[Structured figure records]
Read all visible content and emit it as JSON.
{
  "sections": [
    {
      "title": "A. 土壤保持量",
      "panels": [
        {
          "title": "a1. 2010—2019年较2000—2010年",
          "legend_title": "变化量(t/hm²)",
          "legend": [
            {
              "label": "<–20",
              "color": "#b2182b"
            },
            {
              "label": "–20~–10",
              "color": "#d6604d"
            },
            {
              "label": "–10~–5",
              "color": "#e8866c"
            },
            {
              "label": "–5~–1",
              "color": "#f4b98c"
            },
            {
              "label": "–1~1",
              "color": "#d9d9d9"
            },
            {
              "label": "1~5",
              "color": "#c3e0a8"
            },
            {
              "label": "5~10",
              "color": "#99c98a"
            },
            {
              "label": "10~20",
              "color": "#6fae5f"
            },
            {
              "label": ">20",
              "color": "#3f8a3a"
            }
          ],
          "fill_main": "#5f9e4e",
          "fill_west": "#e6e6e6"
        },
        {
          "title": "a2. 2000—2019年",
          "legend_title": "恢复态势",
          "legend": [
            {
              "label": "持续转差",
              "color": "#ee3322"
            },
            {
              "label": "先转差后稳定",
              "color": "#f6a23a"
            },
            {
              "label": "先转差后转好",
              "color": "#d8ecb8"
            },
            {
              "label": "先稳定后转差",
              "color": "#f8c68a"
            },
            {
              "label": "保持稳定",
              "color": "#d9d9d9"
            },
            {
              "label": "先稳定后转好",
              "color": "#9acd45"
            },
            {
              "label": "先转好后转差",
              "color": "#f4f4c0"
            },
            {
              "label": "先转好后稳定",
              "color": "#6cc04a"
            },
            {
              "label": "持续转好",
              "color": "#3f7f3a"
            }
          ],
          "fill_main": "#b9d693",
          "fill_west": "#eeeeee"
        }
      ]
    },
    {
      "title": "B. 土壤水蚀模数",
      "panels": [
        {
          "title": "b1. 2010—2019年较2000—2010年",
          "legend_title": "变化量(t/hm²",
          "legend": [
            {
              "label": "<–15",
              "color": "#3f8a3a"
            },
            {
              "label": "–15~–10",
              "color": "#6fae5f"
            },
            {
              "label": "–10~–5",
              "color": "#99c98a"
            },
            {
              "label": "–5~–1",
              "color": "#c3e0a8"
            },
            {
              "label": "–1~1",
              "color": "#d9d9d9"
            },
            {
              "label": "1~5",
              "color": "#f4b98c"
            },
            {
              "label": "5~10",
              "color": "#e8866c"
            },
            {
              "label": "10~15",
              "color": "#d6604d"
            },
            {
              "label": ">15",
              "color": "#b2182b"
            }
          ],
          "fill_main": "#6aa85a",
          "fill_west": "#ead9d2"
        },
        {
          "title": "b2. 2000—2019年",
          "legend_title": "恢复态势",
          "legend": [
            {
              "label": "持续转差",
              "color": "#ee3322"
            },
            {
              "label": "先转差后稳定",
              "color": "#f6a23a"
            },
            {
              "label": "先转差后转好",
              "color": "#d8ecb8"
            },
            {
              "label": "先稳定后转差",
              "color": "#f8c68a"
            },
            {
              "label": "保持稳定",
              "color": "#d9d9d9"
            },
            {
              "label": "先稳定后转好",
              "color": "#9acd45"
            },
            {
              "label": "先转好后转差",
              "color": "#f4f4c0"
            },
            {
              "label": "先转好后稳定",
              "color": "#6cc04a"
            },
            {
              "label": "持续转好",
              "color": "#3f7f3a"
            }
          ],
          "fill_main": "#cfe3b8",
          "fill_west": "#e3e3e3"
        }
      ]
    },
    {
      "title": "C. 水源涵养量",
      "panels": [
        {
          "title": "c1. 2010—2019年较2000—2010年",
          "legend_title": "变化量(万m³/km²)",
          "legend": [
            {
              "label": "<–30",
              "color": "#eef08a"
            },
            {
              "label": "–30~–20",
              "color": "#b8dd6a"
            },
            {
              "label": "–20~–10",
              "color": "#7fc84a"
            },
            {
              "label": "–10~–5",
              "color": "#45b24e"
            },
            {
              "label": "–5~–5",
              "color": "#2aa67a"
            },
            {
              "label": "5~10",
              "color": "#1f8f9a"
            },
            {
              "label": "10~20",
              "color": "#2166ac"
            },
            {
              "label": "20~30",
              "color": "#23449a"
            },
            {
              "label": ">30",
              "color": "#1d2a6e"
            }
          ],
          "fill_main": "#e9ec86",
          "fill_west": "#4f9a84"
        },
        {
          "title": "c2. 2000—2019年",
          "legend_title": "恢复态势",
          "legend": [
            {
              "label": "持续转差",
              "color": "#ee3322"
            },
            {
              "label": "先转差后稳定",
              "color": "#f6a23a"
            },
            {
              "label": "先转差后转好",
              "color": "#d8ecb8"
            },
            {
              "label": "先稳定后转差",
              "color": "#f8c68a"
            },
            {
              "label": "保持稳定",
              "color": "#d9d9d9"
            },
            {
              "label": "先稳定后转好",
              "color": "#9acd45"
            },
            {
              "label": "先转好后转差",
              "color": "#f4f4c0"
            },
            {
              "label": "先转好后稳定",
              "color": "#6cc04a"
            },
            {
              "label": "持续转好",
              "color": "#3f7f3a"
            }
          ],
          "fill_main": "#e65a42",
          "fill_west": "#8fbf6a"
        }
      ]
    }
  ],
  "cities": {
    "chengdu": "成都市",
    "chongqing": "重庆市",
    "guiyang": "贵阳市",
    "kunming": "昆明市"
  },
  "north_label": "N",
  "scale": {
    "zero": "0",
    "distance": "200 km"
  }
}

* [THE TASK]
Output every line above without altering anything.

* [SOLUTION TO THE PROBLEM]
Read all visible content and emit it as JSON.
{
  "sections": [
    {
      "title": "A. 土壤保持量",
      "panels": [
        {
          "title": "a1. 2010—2019年较2000—2010年",
          "legend_title": "变化量(t/hm²)",
          "legend": [
            {
              "label": "<–20",
              "color": "#b2182b"
            },
            {
              "label": "–20~–10",
              "color": "#d6604d"
            },
            {
              "label": "–10~–5",
              "color": "#e8866c"
            },
            {
              "label": "–5~–1",
              "color": "#f4b98c"
            },
            {
              "label": "–1~1",
              "color": "#d9d9d9"
            },
            {
              "label": "1~5",
              "color": "#c3e0a8"
            },
            {
              "label": "5~10",
              "color": "#99c98a"
            },
            {
              "label": "10~20",
              "color": "#6fae5f"
            },
            {
              "label": ">20",
              "color": "#3f8a3a"
            }
          ],
          "fill_main": "#5f9e4e",
          "fill_west": "#e6e6e6"
        },
        {
          "title": "a2. 2000—2019年",
          "legend_title": "恢复态势",
          "legend": [
            {
              "label": "持续转差",
              "color": "#ee3322"
            },
            {
              "label": "先转差后稳定",
              "color": "#f6a23a"
            },
            {
              "label": "先转差后转好",
              "color": "#d8ecb8"
            },
            {
              "label": "先稳定后转差",
              "color": "#f8c68a"
            },
            {
              "label": "保持稳定",
              "color": "#d9d9d9"
            },
            {
              "label": "先稳定后转好",
              "color": "#9acd45"
            },
            {
              "label": "先转好后转差",
              "color": "#f4f4c0"
            },
            {
              "label": "先转好后稳定",
              "color": "#6cc04a"
            },
            {
              "label": "持续转好",
              "color": "#3f7f3a"
            }
          ],
          "fill_main": "#b9d693",
          "fill_west": "#eeeeee"
        }
      ]
    },
    {
      "title": "B. 土壤水蚀模数",
      "panels": [
        {
          "title": "b1. 2010—2019年较2000—2010年",
          "legend_title": "变化量(t/hm²",
          "legend": [
            {
              "label": "<–15",
              "color": "#3f8a3a"
            },
            {
              "label": "–15~–10",
              "color": "#6fae5f"
            },
            {
              "label": "–10~–5",
              "color": "#99c98a"
            },
            {
              "label": "–5~–1",
              "color": "#c3e0a8"
            },
            {
              "label": "–1~1",
              "color": "#d9d9d9"
            },
            {
              "label": "1~5",
              "color": "#f4b98c"
            },
            {
              "label": "5~10",
              "color": "#e8866c"
            },
            {
              "label": "10~15",
              "color": "#d6604d"
            },
            {
              "label": ">15",
              "color": "#b2182b"
            }
          ],
          "fill_main": "#6aa85a",
          "fill_west": "#ead9d2"
        },
        {
          "title": "b2. 2000—2019年",
          "legend_title": "恢复态势",
          "legend": [
            {
              "label": "持续转差",
              "color": "#ee3322"
            },
            {
              "label": "先转差后稳定",
              "color": "#f6a23a"
            },
            {
              "label": "先转差后转好",
              "color": "#d8ecb8"
            },
            {
              "label": "先稳定后转差",
              "color": "#f8c68a"
            },
            {
              "label": "保持稳定",
              "color": "#d9d9d9"
            },
            {
              "label": "先稳定后转好",
              "color": "#9acd45"
            },
            {
              "label": "先转好后转差",
              "color": "#f4f4c0"
            },
            {
              "label": "先转好后稳定",
              "color": "#6cc04a"
            },
            {
              "label": "持续转好",
              "color": "#3f7f3a"
            }
          ],
          "fill_main": "#cfe3b8",
          "fill_west": "#e3e3e3"
        }
      ]
    },
    {
      "title": "C. 水源涵养量",
      "panels": [
        {
          "title": "c1. 2010—2019年较2000—2010年",
          "legend_title": "变化量(万m³/km²)",
          "legend": [
            {
              "label": "<–30",
              "color": "#eef08a"
            },
            {
              "label": "–30~–20",
              "color": "#b8dd6a"
            },
            {
              "label": "–20~–10",
              "color": "#7fc84a"
            },
            {
              "label": "–10~–5",
              "color": "#45b24e"
            },
            {
              "label": "–5~–5",
              "color": "#2aa67a"
            },
            {
              "label": "5~10",
              "color": "#1f8f9a"
            },
            {
              "label": "10~20",
              "color": "#2166ac"
            },
            {
              "label": "20~30",
              "color": "#23449a"
            },
            {
              "label": ">30",
              "color": "#1d2a6e"
            }
          ],
          "fill_main": "#e9ec86",
          "fill_west": "#4f9a84"
        },
        {
          "title": "c2. 2000—2019年",
          "legend_title": "恢复态势",
          "legend": [
            {
              "label": "持续转差",
              "color": "#ee3322"
            },
            {
              "label": "先转差后稳定",
              "color": "#f6a23a"
            },
            {
              "label": "先转差后转好",
              "color": "#d8ecb8"
            },
            {
              "label": "先稳定后转差",
              "color": "#f8c68a"
            },
            {
              "label": "保持稳定",
              "color": "#d9d9d9"
            },
            {
              "label": "先稳定后转好",
              "color": "#9acd45"
            },
            {
              "label": "先转好后转差",
              "color": "#f4f4c0"
            },
            {
              "label": "先转好后稳定",
              "color": "#6cc04a"
            },
            {
              "label": "持续转好",
              "color": "#3f7f3a"
            }
          ],
          "fill_main": "#e65a42",
          "fill_west": "#8fbf6a"
        }
      ]
    }
  ],
  "cities": {
    "chengdu": "成都市",
    "chongqing": "重庆市",
    "guiyang": "贵阳市",
    "kunming": "昆明市"
  },
  "north_label": "N",
  "scale": {
    "zero": "0",
    "distance": "200 km"
  }
}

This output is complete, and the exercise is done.